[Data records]
"""

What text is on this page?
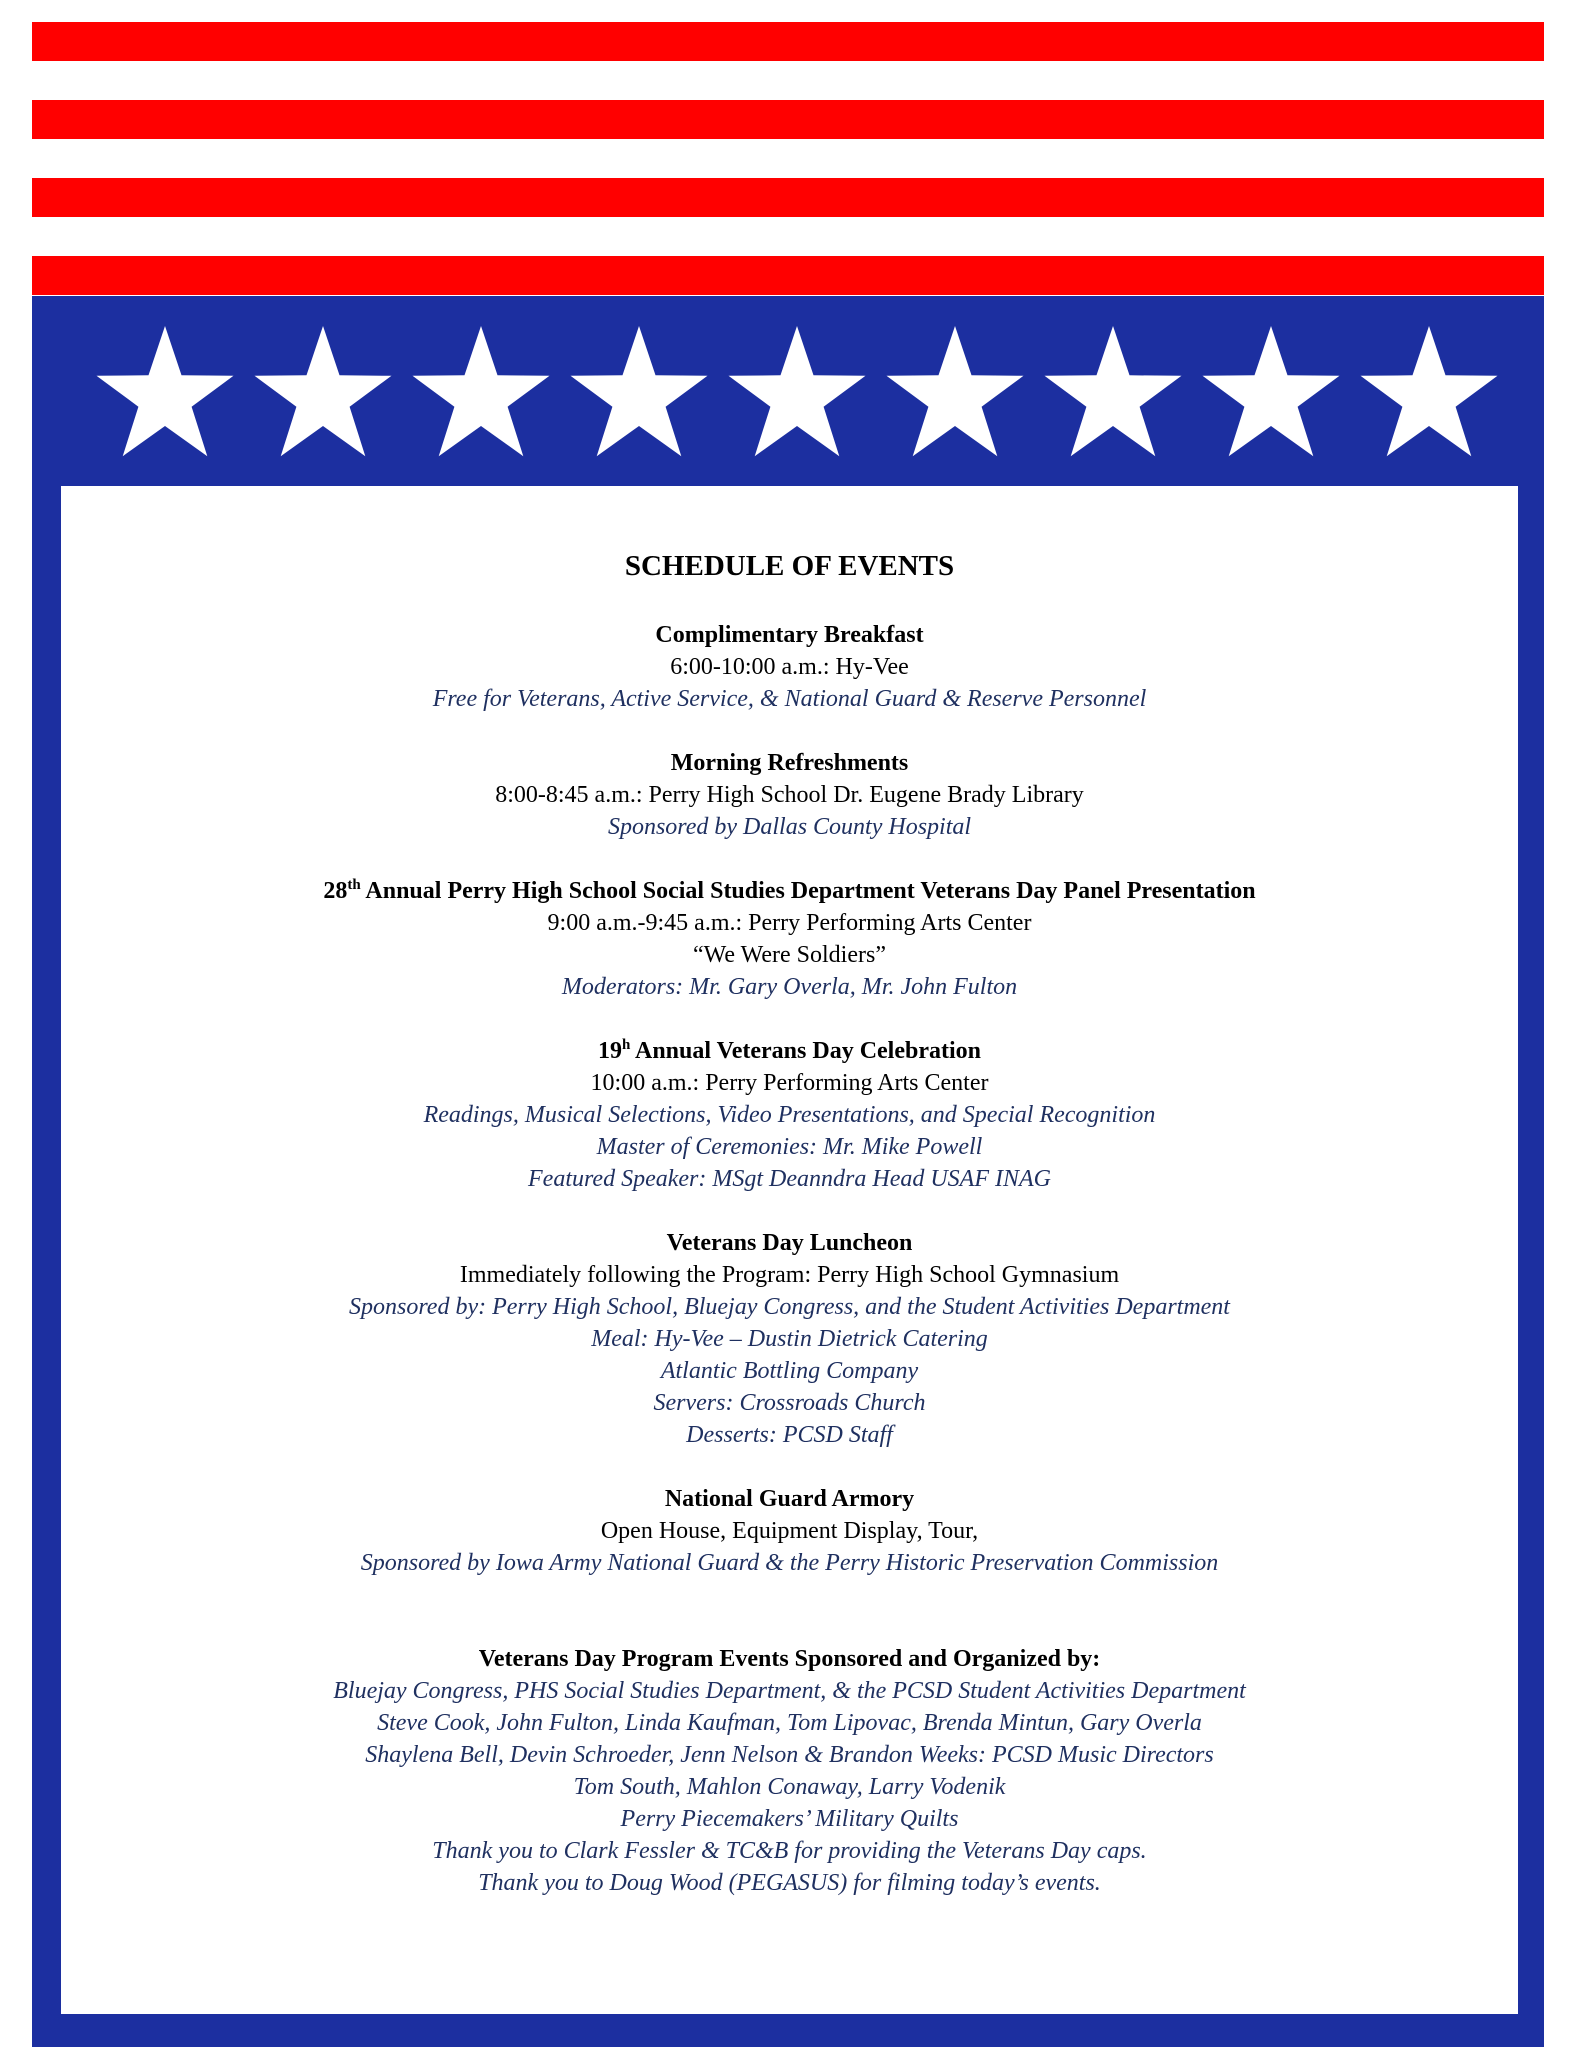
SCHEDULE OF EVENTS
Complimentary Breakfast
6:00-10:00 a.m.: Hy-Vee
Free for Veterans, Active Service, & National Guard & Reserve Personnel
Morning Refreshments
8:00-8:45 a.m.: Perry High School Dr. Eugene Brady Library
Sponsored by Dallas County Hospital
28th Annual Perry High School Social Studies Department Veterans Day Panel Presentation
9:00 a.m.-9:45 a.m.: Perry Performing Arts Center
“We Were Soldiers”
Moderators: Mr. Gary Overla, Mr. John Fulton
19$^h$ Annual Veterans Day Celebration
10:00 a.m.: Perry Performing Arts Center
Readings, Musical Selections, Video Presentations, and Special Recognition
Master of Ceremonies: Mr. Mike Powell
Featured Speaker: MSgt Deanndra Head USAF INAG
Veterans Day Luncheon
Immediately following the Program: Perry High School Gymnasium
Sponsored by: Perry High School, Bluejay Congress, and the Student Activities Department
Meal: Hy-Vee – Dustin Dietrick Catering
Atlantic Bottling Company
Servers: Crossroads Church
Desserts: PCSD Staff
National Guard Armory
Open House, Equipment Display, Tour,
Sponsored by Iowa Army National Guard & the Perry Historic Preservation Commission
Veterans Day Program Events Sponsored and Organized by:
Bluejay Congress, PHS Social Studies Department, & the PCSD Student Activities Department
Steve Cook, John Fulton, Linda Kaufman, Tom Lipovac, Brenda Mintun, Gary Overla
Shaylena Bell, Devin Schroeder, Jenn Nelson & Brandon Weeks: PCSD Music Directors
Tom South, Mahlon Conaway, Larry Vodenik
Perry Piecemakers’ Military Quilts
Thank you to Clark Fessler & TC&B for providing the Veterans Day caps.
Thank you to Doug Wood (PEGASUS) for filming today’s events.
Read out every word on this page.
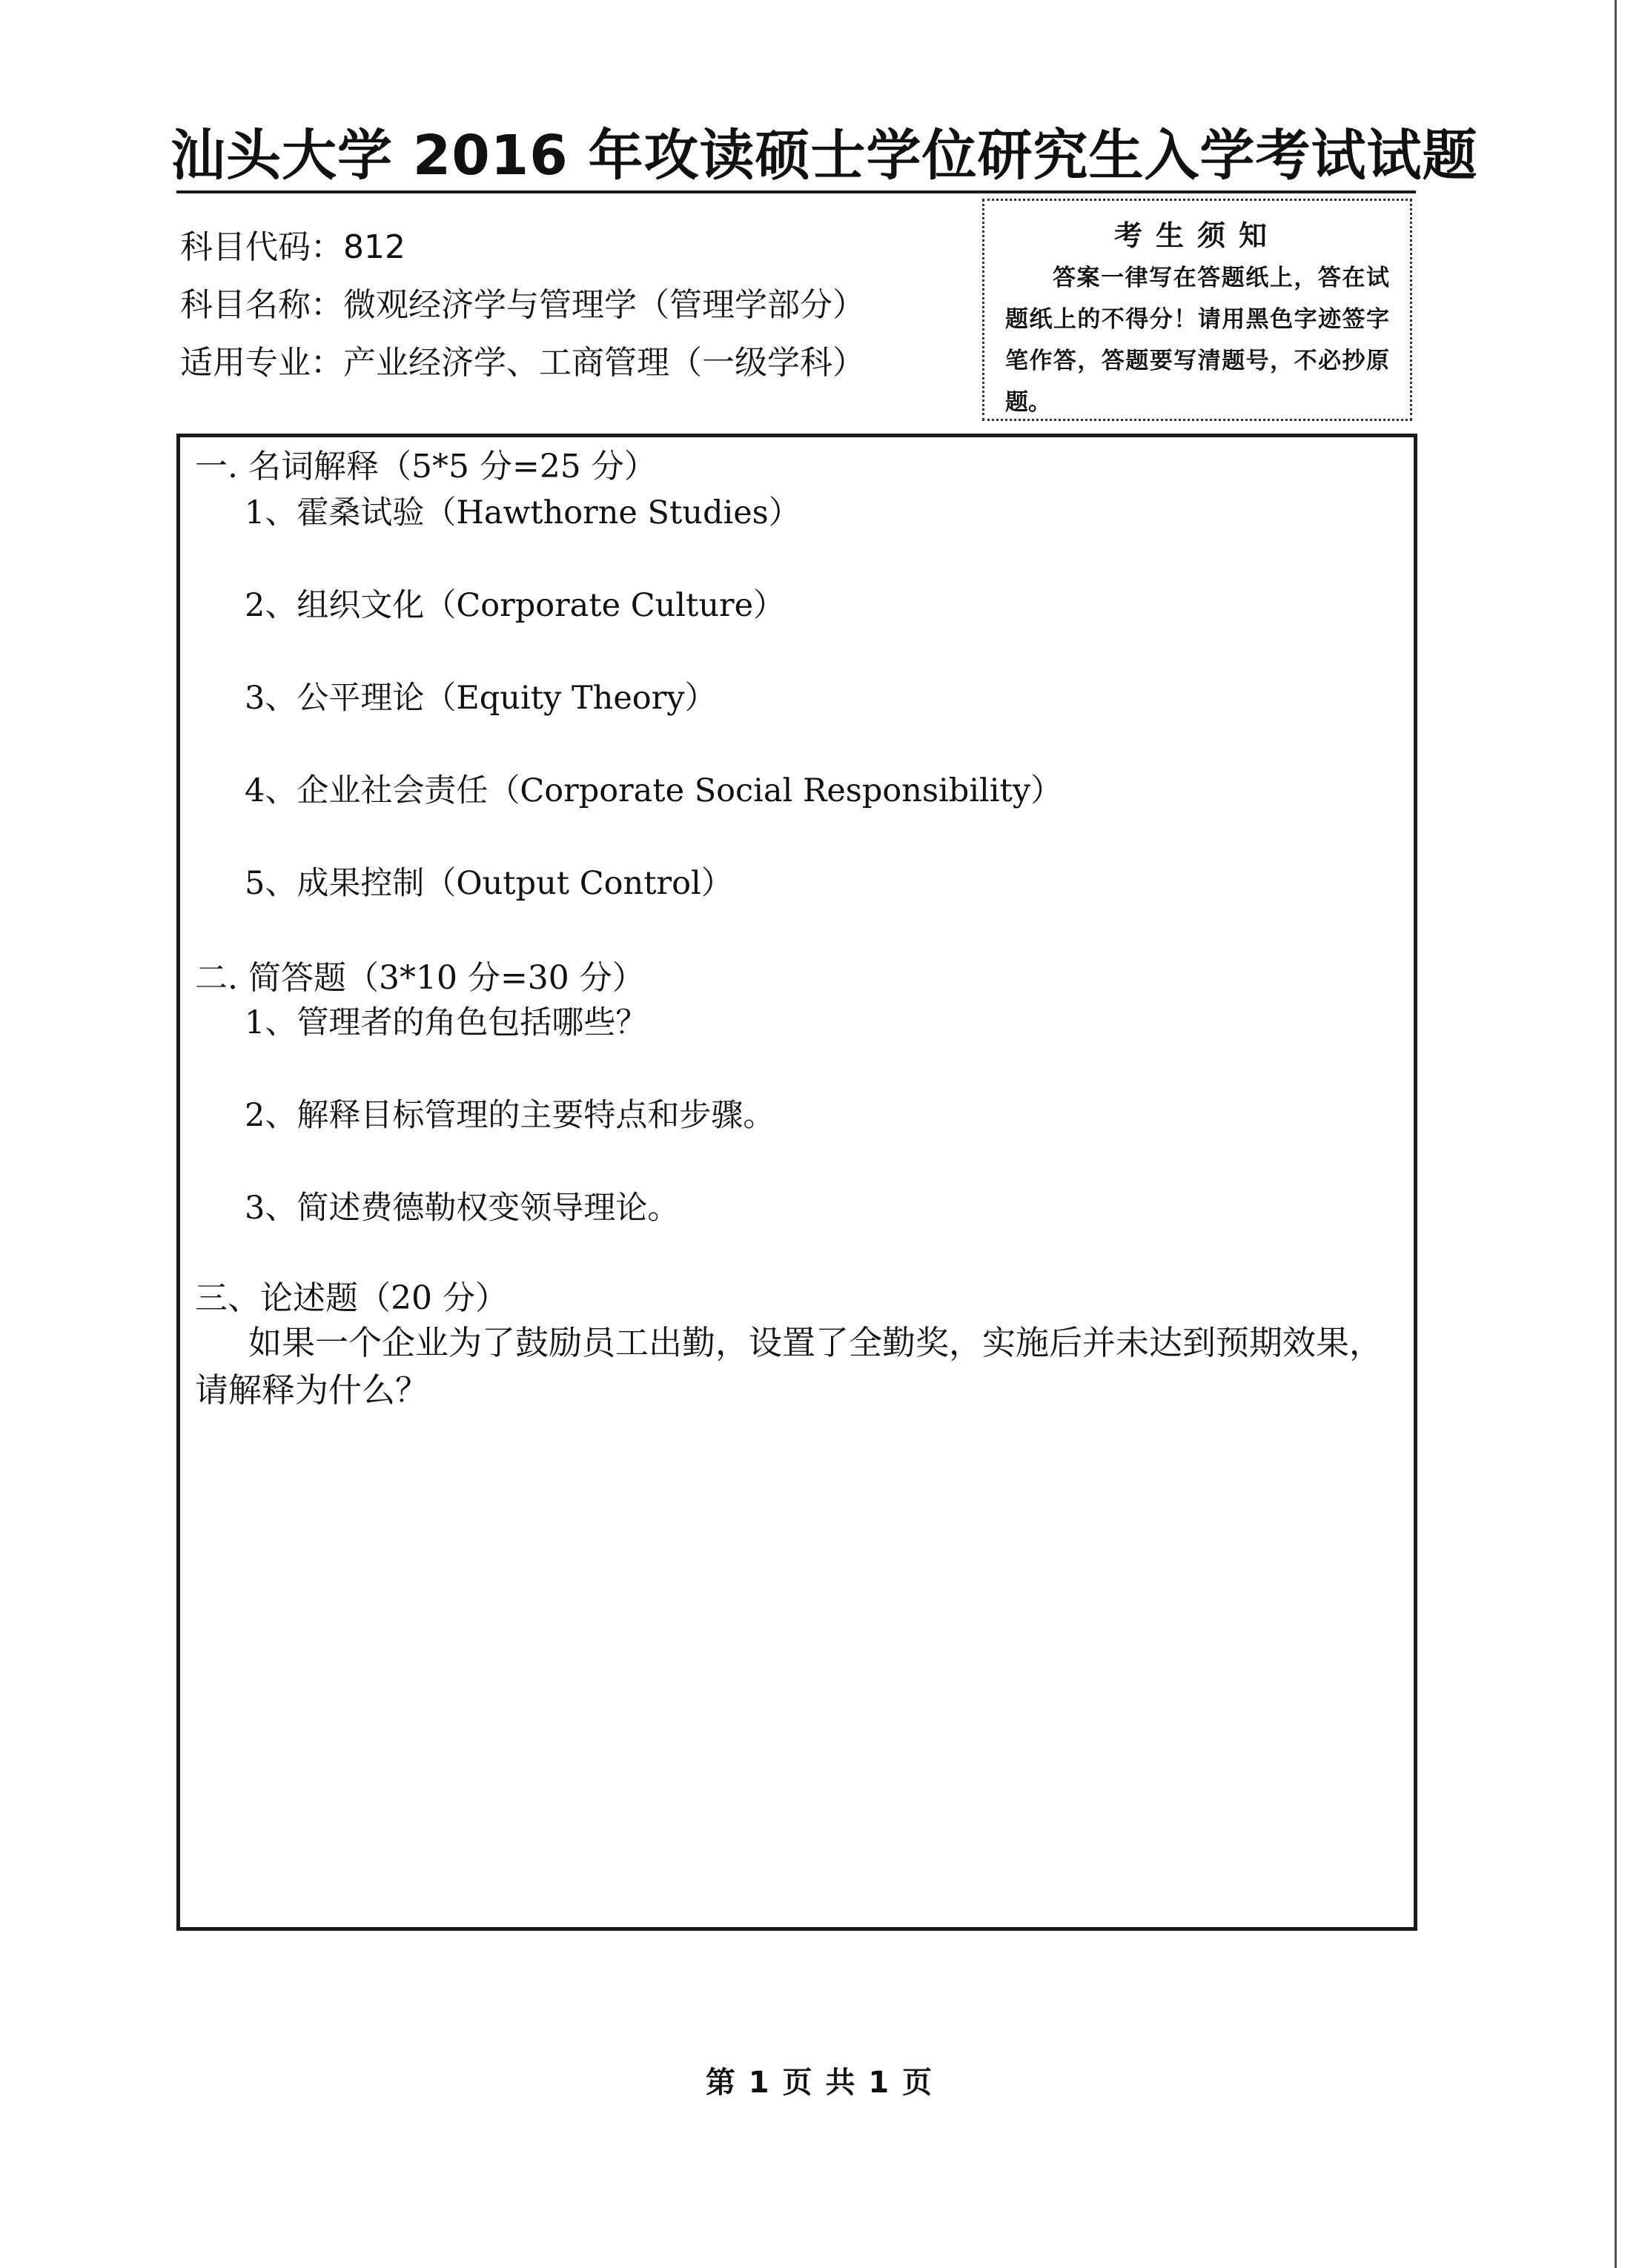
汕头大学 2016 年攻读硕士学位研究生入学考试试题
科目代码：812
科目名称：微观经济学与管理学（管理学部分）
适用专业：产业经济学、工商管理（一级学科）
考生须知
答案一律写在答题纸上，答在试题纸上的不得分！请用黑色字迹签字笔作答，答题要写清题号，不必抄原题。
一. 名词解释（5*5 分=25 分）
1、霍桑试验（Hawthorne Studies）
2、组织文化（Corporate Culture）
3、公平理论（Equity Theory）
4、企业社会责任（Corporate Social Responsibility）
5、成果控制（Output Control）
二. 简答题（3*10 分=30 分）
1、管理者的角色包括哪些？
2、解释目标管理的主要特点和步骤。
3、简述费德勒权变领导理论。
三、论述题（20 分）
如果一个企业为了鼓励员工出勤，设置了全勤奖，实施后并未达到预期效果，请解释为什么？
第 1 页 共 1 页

"""

== INSTRUCTION ==
Quote the material exactly. Pictures stay out.

== TASK RESULT ==
What text is on this page?
SCHEDULE OF EVENTS
Complimentary Breakfast
6:00-10:00 a.m.: Hy-Vee
Free for Veterans, Active Service, & National Guard & Reserve Personnel
Morning Refreshments
8:00-8:45 a.m.: Perry High School Dr. Eugene Brady Library
Sponsored by Dallas County Hospital
28th Annual Perry High School Social Studies Department Veterans Day Panel Presentation
9:00 a.m.-9:45 a.m.: Perry Performing Arts Center
“We Were Soldiers”
Moderators: Mr. Gary Overla, Mr. John Fulton
19$^h$ Annual Veterans Day Celebration
10:00 a.m.: Perry Performing Arts Center
Readings, Musical Selections, Video Presentations, and Special Recognition
Master of Ceremonies: Mr. Mike Powell
Featured Speaker: MSgt Deanndra Head USAF INAG
Veterans Day Luncheon
Immediately following the Program: Perry High School Gymnasium
Sponsored by: Perry High School, Bluejay Congress, and the Student Activities Department
Meal: Hy-Vee – Dustin Dietrick Catering
Atlantic Bottling Company
Servers: Crossroads Church
Desserts: PCSD Staff
National Guard Armory
Open House, Equipment Display, Tour,
Sponsored by Iowa Army National Guard & the Perry Historic Preservation Commission
Veterans Day Program Events Sponsored and Organized by:
Bluejay Congress, PHS Social Studies Department, & the PCSD Student Activities Department
Steve Cook, John Fulton, Linda Kaufman, Tom Lipovac, Brenda Mintun, Gary Overla
Shaylena Bell, Devin Schroeder, Jenn Nelson & Brandon Weeks: PCSD Music Directors
Tom South, Mahlon Conaway, Larry Vodenik
Perry Piecemakers’ Military Quilts
Thank you to Clark Fessler & TC&B for providing the Veterans Day caps.
Thank you to Doug Wood (PEGASUS) for filming today’s events.
Read out every word on this page.
汕头大学 2016 年攻读硕士学位研究生入学考试试题
科目代码：812
科目名称：微观经济学与管理学（管理学部分）
适用专业：产业经济学、工商管理（一级学科）
考生须知
答案一律写在答题纸上，答在试题纸上的不得分！请用黑色字迹签字笔作答，答题要写清题号，不必抄原题。
一. 名词解释（5*5 分=25 分）
1、霍桑试验（Hawthorne Studies）
2、组织文化（Corporate Culture）
3、公平理论（Equity Theory）
4、企业社会责任（Corporate Social Responsibility）
5、成果控制（Output Control）
二. 简答题（3*10 分=30 分）
1、管理者的角色包括哪些？
2、解释目标管理的主要特点和步骤。
3、简述费德勒权变领导理论。
三、论述题（20 分）
如果一个企业为了鼓励员工出勤，设置了全勤奖，实施后并未达到预期效果，请解释为什么？
第 1 页 共 1 页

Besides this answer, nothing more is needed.